What you are asked to do
Copy out each line below that has the word "document" in it.
— START —
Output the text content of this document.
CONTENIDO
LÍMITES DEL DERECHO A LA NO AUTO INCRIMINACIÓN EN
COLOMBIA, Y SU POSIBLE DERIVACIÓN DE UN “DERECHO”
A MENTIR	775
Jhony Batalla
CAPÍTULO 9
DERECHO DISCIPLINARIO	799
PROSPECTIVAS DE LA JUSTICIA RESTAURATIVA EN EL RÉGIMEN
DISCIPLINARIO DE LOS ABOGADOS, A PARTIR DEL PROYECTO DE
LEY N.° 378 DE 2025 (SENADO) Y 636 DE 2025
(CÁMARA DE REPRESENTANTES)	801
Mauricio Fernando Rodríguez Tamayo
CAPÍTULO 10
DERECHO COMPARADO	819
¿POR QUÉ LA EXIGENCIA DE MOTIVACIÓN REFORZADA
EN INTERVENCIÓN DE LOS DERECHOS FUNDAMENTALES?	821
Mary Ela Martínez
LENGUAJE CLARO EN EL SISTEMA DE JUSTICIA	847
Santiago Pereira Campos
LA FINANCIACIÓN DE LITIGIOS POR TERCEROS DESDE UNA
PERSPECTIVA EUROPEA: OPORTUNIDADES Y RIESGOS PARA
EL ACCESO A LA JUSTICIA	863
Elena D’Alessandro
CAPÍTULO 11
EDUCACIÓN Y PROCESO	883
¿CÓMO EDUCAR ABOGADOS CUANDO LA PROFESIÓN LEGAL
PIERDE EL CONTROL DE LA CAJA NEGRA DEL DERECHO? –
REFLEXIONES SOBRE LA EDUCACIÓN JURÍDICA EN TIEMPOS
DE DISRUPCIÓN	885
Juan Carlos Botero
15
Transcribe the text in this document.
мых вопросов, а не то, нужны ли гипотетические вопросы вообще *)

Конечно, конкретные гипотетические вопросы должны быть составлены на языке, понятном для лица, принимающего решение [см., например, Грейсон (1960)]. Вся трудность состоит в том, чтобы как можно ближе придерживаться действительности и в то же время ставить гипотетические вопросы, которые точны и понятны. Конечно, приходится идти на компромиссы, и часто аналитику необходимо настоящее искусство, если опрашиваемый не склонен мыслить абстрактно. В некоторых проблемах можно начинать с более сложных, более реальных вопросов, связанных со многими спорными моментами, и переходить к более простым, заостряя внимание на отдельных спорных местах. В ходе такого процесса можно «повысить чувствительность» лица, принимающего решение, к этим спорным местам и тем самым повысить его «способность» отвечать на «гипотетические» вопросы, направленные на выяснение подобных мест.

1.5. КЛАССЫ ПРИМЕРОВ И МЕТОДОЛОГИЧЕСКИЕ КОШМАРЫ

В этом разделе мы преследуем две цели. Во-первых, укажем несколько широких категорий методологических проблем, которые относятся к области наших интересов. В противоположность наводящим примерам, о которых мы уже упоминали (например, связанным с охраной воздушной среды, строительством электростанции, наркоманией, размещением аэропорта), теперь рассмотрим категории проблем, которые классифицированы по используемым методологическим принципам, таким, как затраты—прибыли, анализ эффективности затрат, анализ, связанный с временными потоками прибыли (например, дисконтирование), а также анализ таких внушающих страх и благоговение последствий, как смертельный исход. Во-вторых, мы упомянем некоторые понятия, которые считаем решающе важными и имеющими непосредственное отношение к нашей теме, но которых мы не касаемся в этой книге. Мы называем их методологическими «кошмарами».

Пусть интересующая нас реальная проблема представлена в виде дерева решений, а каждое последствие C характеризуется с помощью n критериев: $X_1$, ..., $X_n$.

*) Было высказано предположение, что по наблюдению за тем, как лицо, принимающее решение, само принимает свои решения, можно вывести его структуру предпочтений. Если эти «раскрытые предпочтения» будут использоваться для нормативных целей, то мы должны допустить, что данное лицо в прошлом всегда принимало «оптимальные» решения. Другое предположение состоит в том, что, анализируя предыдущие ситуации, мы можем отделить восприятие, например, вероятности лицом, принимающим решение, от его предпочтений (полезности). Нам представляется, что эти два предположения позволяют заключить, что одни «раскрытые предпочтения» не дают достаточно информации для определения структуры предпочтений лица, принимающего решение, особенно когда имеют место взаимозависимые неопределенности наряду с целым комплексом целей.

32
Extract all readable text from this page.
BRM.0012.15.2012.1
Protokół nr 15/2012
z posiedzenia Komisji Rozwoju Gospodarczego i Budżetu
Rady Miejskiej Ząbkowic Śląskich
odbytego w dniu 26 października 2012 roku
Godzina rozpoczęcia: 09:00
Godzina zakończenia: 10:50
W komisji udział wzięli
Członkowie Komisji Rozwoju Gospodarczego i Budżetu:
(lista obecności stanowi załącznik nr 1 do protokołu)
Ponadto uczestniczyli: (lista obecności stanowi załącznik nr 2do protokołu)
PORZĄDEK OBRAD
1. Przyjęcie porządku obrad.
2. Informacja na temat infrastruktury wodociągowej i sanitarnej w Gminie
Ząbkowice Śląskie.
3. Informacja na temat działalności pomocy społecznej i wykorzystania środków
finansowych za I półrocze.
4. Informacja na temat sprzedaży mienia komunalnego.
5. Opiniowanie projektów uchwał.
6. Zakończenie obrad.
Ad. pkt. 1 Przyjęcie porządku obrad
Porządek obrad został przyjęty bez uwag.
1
— END —
Result of this task
Output the text content of this document.
Transcribe the text in this document.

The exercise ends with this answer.